====== DATA FOR THE TASK
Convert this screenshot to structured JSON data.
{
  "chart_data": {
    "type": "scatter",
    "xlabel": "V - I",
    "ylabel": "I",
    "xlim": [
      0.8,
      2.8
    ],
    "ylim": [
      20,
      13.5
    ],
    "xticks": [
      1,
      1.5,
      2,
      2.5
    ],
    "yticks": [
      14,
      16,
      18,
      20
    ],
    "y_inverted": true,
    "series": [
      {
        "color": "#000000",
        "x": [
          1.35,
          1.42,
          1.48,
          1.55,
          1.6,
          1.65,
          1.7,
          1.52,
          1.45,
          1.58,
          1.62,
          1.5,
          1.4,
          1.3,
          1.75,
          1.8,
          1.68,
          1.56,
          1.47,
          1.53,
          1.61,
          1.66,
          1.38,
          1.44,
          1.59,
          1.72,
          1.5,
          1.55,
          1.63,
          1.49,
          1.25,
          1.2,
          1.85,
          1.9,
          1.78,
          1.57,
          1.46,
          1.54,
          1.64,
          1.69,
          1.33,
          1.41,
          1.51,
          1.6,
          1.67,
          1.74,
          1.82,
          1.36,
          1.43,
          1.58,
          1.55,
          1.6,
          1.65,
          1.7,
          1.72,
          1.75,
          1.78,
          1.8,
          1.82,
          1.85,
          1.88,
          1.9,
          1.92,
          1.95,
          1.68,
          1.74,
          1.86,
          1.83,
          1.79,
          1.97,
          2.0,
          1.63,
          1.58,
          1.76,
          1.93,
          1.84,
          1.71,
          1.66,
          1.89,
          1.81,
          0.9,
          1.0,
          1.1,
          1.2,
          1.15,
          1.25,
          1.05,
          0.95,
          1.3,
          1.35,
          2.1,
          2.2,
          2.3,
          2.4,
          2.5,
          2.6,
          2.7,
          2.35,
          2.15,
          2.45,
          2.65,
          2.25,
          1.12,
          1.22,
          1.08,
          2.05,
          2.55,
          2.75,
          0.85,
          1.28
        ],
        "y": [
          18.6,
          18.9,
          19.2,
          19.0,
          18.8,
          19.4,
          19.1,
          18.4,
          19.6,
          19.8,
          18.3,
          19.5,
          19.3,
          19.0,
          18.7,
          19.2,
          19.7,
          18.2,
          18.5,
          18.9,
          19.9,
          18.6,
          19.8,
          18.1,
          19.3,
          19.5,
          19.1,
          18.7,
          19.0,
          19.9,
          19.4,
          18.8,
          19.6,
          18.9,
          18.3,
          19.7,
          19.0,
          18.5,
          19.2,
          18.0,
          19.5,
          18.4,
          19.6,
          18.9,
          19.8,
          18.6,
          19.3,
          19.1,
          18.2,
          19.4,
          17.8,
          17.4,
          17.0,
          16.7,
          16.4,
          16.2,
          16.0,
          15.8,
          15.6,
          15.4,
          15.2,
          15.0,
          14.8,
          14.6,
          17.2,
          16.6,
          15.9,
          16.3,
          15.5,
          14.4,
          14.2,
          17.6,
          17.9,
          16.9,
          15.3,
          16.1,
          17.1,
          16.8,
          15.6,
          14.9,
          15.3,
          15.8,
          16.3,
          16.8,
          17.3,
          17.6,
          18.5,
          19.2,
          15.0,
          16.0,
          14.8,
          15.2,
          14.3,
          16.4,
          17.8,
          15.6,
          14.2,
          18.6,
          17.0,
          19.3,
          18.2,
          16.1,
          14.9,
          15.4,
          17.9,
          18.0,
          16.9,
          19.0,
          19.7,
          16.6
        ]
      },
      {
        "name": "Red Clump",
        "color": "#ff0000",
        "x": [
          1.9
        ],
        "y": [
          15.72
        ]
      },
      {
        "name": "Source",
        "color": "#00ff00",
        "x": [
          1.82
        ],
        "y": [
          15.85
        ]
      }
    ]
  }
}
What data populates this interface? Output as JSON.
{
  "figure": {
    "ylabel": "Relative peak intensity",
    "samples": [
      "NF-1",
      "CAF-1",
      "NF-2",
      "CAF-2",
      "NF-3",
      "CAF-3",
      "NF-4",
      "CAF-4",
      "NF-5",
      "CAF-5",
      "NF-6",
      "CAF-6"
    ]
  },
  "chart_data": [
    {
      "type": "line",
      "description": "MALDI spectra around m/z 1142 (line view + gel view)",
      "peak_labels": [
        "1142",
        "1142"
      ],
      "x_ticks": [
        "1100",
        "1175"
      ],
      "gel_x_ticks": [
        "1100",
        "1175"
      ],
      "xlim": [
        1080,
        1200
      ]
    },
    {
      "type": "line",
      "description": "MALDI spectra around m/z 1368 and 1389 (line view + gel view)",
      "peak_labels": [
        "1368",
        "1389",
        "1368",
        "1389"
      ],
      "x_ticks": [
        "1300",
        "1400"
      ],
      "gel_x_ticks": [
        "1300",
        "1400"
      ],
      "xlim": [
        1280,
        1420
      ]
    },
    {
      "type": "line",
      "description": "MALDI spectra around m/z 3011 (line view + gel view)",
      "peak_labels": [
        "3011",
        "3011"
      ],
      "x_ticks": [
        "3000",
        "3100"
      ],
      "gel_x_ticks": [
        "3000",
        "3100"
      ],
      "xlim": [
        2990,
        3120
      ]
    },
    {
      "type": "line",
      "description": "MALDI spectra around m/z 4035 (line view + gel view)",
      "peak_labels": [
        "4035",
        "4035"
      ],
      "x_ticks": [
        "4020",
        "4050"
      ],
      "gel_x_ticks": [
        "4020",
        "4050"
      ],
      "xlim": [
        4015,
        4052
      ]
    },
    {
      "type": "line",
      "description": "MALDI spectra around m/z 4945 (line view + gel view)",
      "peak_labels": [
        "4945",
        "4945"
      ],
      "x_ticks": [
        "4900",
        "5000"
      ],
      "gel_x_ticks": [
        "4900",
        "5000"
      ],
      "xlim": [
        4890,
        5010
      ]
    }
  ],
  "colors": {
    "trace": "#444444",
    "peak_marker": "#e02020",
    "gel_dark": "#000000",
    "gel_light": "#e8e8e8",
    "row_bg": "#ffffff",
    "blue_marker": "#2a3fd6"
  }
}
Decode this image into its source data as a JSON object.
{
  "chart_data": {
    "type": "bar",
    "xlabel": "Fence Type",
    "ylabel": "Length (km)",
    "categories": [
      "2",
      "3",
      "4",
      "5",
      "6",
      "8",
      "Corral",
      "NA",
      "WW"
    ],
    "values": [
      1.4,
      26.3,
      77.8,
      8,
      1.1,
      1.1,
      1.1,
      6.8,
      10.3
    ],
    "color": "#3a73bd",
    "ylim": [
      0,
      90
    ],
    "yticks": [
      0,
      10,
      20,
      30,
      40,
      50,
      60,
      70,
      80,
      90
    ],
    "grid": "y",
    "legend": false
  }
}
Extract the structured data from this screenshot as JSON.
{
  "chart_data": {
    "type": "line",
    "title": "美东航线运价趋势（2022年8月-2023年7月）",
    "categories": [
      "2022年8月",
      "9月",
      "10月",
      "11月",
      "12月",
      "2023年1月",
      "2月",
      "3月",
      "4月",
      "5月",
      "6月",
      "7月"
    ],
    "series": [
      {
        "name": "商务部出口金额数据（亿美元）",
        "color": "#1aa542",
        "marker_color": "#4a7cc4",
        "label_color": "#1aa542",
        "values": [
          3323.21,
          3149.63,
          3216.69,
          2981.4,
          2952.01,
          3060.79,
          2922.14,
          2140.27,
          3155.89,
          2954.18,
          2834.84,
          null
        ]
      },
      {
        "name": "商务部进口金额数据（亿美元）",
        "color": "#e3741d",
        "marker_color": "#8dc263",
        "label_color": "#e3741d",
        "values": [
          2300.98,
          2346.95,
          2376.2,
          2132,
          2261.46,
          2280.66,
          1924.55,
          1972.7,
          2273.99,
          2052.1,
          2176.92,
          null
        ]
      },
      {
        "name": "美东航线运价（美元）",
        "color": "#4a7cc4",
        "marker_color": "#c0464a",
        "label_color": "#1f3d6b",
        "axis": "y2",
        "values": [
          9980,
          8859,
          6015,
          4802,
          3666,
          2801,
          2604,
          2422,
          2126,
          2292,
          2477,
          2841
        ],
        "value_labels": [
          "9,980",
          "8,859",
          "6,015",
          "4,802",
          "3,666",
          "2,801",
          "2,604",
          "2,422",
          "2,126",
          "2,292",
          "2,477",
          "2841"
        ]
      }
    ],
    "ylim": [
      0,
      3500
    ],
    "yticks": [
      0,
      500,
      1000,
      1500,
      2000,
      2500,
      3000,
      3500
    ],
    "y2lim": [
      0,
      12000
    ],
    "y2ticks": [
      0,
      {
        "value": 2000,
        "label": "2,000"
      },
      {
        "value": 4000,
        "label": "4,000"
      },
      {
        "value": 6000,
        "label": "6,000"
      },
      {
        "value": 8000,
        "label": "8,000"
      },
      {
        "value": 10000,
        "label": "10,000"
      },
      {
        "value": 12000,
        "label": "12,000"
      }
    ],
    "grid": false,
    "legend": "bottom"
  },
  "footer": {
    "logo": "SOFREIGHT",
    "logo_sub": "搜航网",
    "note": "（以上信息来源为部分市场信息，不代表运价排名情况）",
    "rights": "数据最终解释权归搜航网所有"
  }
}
============
■ **REQUEST**:
Of the lines above, how many include the word "spectra"? Reply with the number only.

■ **EXPECTED OUTPUT**:
5